▶ [What to work on] Please print all of the material below, word for word.

▶ [Material to process]
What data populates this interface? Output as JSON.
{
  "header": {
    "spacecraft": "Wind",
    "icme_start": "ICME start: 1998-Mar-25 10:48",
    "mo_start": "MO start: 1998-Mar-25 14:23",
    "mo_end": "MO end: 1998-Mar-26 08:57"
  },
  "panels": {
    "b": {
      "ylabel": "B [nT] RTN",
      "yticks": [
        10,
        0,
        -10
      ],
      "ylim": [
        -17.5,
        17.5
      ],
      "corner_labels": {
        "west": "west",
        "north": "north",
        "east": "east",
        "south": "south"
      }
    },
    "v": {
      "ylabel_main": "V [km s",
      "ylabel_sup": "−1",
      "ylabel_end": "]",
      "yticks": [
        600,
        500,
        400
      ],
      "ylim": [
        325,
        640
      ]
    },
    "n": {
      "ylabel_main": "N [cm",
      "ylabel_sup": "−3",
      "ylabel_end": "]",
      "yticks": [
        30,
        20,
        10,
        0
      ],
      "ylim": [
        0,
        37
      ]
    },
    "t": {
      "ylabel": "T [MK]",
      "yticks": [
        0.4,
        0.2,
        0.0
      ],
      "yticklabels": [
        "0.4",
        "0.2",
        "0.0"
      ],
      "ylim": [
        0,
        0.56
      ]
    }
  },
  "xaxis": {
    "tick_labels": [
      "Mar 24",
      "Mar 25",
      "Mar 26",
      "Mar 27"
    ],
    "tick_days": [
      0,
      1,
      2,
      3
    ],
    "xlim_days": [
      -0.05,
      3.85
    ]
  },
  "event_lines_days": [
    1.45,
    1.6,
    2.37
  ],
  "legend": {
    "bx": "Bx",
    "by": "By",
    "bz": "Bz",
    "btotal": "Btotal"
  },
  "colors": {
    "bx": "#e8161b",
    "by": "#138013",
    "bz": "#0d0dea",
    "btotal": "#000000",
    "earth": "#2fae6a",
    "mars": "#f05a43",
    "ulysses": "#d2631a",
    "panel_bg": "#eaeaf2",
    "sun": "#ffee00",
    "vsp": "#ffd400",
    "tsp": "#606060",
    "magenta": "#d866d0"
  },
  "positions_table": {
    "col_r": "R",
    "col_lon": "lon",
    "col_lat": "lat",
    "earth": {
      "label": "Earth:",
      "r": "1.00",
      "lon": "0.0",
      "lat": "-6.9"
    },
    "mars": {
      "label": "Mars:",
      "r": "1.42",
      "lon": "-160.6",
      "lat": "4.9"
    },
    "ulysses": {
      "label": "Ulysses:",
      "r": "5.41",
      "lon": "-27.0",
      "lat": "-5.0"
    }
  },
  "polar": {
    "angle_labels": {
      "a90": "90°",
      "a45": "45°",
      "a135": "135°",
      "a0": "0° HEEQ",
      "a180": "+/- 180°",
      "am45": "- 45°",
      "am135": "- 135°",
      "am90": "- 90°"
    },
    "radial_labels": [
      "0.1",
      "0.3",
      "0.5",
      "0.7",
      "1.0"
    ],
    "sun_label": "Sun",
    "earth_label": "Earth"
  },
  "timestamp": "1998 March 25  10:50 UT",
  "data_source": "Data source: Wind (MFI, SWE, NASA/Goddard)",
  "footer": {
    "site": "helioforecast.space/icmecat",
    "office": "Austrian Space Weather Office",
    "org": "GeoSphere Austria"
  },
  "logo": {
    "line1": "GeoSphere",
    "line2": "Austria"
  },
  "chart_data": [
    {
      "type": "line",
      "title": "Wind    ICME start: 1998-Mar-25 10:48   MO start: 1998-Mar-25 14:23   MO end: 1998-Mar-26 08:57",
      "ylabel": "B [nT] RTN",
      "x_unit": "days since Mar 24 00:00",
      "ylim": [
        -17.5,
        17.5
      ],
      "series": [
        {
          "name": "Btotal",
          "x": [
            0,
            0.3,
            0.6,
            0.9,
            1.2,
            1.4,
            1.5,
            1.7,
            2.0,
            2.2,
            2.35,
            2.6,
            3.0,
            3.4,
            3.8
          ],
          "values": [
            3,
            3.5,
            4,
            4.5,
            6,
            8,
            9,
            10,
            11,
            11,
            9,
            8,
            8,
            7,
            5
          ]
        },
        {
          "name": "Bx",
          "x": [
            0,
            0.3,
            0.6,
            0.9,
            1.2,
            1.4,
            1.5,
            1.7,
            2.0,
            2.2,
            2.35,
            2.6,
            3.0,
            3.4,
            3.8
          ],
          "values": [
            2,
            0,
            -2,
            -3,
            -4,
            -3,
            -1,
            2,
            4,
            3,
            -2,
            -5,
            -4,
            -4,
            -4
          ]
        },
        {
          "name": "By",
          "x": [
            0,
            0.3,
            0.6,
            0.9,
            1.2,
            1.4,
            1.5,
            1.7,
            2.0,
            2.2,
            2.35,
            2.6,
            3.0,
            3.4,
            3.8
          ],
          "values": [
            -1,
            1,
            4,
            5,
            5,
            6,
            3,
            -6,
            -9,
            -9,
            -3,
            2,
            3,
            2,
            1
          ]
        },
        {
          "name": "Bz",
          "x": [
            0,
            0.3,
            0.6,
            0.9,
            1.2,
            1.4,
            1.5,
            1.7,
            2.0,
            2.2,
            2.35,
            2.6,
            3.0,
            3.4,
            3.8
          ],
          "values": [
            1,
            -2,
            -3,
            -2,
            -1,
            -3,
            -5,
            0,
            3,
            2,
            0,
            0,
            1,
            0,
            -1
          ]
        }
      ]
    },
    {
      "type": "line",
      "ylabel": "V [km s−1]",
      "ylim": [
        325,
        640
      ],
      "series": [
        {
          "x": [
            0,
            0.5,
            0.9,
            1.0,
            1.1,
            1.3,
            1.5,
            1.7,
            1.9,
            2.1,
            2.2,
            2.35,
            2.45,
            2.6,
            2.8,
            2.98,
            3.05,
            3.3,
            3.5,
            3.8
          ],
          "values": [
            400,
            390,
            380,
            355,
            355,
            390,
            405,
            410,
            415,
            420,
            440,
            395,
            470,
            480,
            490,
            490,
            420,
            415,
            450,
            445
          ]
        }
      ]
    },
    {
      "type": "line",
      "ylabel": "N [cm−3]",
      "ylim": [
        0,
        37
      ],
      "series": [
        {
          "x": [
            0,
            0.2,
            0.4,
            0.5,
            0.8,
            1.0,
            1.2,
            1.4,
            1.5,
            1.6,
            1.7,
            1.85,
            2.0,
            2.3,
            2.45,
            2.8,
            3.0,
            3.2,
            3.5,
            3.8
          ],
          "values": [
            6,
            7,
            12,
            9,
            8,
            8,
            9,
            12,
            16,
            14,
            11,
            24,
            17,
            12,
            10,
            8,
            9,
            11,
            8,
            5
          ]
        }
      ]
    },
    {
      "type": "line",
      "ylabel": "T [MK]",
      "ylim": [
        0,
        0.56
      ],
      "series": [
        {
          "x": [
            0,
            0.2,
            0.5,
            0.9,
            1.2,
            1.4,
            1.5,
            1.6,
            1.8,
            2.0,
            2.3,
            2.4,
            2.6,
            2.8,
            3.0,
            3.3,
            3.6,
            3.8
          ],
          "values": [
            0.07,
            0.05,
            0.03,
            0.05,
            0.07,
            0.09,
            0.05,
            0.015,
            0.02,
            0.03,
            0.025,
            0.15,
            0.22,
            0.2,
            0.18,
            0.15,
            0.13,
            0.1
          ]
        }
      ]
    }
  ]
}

▶ [Solution to the problem]
What data populates this interface? Output as JSON.
{
  "header": {
    "spacecraft": "Wind",
    "icme_start": "ICME start: 1998-Mar-25 10:48",
    "mo_start": "MO start: 1998-Mar-25 14:23",
    "mo_end": "MO end: 1998-Mar-26 08:57"
  },
  "panels": {
    "b": {
      "ylabel": "B [nT] RTN",
      "yticks": [
        10,
        0,
        -10
      ],
      "ylim": [
        -17.5,
        17.5
      ],
      "corner_labels": {
        "west": "west",
        "north": "north",
        "east": "east",
        "south": "south"
      }
    },
    "v": {
      "ylabel_main": "V [km s",
      "ylabel_sup": "−1",
      "ylabel_end": "]",
      "yticks": [
        600,
        500,
        400
      ],
      "ylim": [
        325,
        640
      ]
    },
    "n": {
      "ylabel_main": "N [cm",
      "ylabel_sup": "−3",
      "ylabel_end": "]",
      "yticks": [
        30,
        20,
        10,
        0
      ],
      "ylim": [
        0,
        37
      ]
    },
    "t": {
      "ylabel": "T [MK]",
      "yticks": [
        0.4,
        0.2,
        0.0
      ],
      "yticklabels": [
        "0.4",
        "0.2",
        "0.0"
      ],
      "ylim": [
        0,
        0.56
      ]
    }
  },
  "xaxis": {
    "tick_labels": [
      "Mar 24",
      "Mar 25",
      "Mar 26",
      "Mar 27"
    ],
    "tick_days": [
      0,
      1,
      2,
      3
    ],
    "xlim_days": [
      -0.05,
      3.85
    ]
  },
  "event_lines_days": [
    1.45,
    1.6,
    2.37
  ],
  "legend": {
    "bx": "Bx",
    "by": "By",
    "bz": "Bz",
    "btotal": "Btotal"
  },
  "colors": {
    "bx": "#e8161b",
    "by": "#138013",
    "bz": "#0d0dea",
    "btotal": "#000000",
    "earth": "#2fae6a",
    "mars": "#f05a43",
    "ulysses": "#d2631a",
    "panel_bg": "#eaeaf2",
    "sun": "#ffee00",
    "vsp": "#ffd400",
    "tsp": "#606060",
    "magenta": "#d866d0"
  },
  "positions_table": {
    "col_r": "R",
    "col_lon": "lon",
    "col_lat": "lat",
    "earth": {
      "label": "Earth:",
      "r": "1.00",
      "lon": "0.0",
      "lat": "-6.9"
    },
    "mars": {
      "label": "Mars:",
      "r": "1.42",
      "lon": "-160.6",
      "lat": "4.9"
    },
    "ulysses": {
      "label": "Ulysses:",
      "r": "5.41",
      "lon": "-27.0",
      "lat": "-5.0"
    }
  },
  "polar": {
    "angle_labels": {
      "a90": "90°",
      "a45": "45°",
      "a135": "135°",
      "a0": "0° HEEQ",
      "a180": "+/- 180°",
      "am45": "- 45°",
      "am135": "- 135°",
      "am90": "- 90°"
    },
    "radial_labels": [
      "0.1",
      "0.3",
      "0.5",
      "0.7",
      "1.0"
    ],
    "sun_label": "Sun",
    "earth_label": "Earth"
  },
  "timestamp": "1998 March 25  10:50 UT",
  "data_source": "Data source: Wind (MFI, SWE, NASA/Goddard)",
  "footer": {
    "site": "helioforecast.space/icmecat",
    "office": "Austrian Space Weather Office",
    "org": "GeoSphere Austria"
  },
  "logo": {
    "line1": "GeoSphere",
    "line2": "Austria"
  },
  "chart_data": [
    {
      "type": "line",
      "title": "Wind    ICME start: 1998-Mar-25 10:48   MO start: 1998-Mar-25 14:23   MO end: 1998-Mar-26 08:57",
      "ylabel": "B [nT] RTN",
      "x_unit": "days since Mar 24 00:00",
      "ylim": [
        -17.5,
        17.5
      ],
      "series": [
        {
          "name": "Btotal",
          "x": [
            0,
            0.3,
            0.6,
            0.9,
            1.2,
            1.4,
            1.5,
            1.7,
            2.0,
            2.2,
            2.35,
            2.6,
            3.0,
            3.4,
            3.8
          ],
          "values": [
            3,
            3.5,
            4,
            4.5,
            6,
            8,
            9,
            10,
            11,
            11,
            9,
            8,
            8,
            7,
            5
          ]
        },
        {
          "name": "Bx",
          "x": [
            0,
            0.3,
            0.6,
            0.9,
            1.2,
            1.4,
            1.5,
            1.7,
            2.0,
            2.2,
            2.35,
            2.6,
            3.0,
            3.4,
            3.8
          ],
          "values": [
            2,
            0,
            -2,
            -3,
            -4,
            -3,
            -1,
            2,
            4,
            3,
            -2,
            -5,
            -4,
            -4,
            -4
          ]
        },
        {
          "name": "By",
          "x": [
            0,
            0.3,
            0.6,
            0.9,
            1.2,
            1.4,
            1.5,
            1.7,
            2.0,
            2.2,
            2.35,
            2.6,
            3.0,
            3.4,
            3.8
          ],
          "values": [
            -1,
            1,
            4,
            5,
            5,
            6,
            3,
            -6,
            -9,
            -9,
            -3,
            2,
            3,
            2,
            1
          ]
        },
        {
          "name": "Bz",
          "x": [
            0,
            0.3,
            0.6,
            0.9,
            1.2,
            1.4,
            1.5,
            1.7,
            2.0,
            2.2,
            2.35,
            2.6,
            3.0,
            3.4,
            3.8
          ],
          "values": [
            1,
            -2,
            -3,
            -2,
            -1,
            -3,
            -5,
            0,
            3,
            2,
            0,
            0,
            1,
            0,
            -1
          ]
        }
      ]
    },
    {
      "type": "line",
      "ylabel": "V [km s−1]",
      "ylim": [
        325,
        640
      ],
      "series": [
        {
          "x": [
            0,
            0.5,
            0.9,
            1.0,
            1.1,
            1.3,
            1.5,
            1.7,
            1.9,
            2.1,
            2.2,
            2.35,
            2.45,
            2.6,
            2.8,
            2.98,
            3.05,
            3.3,
            3.5,
            3.8
          ],
          "values": [
            400,
            390,
            380,
            355,
            355,
            390,
            405,
            410,
            415,
            420,
            440,
            395,
            470,
            480,
            490,
            490,
            420,
            415,
            450,
            445
          ]
        }
      ]
    },
    {
      "type": "line",
      "ylabel": "N [cm−3]",
      "ylim": [
        0,
        37
      ],
      "series": [
        {
          "x": [
            0,
            0.2,
            0.4,
            0.5,
            0.8,
            1.0,
            1.2,
            1.4,
            1.5,
            1.6,
            1.7,
            1.85,
            2.0,
            2.3,
            2.45,
            2.8,
            3.0,
            3.2,
            3.5,
            3.8
          ],
          "values": [
            6,
            7,
            12,
            9,
            8,
            8,
            9,
            12,
            16,
            14,
            11,
            24,
            17,
            12,
            10,
            8,
            9,
            11,
            8,
            5
          ]
        }
      ]
    },
    {
      "type": "line",
      "ylabel": "T [MK]",
      "ylim": [
        0,
        0.56
      ],
      "series": [
        {
          "x": [
            0,
            0.2,
            0.5,
            0.9,
            1.2,
            1.4,
            1.5,
            1.6,
            1.8,
            2.0,
            2.3,
            2.4,
            2.6,
            2.8,
            3.0,
            3.3,
            3.6,
            3.8
          ],
          "values": [
            0.07,
            0.05,
            0.03,
            0.05,
            0.07,
            0.09,
            0.05,
            0.015,
            0.02,
            0.03,
            0.025,
            0.15,
            0.22,
            0.2,
            0.18,
            0.15,
            0.13,
            0.1
          ]
        }
      ]
    }
  ]
}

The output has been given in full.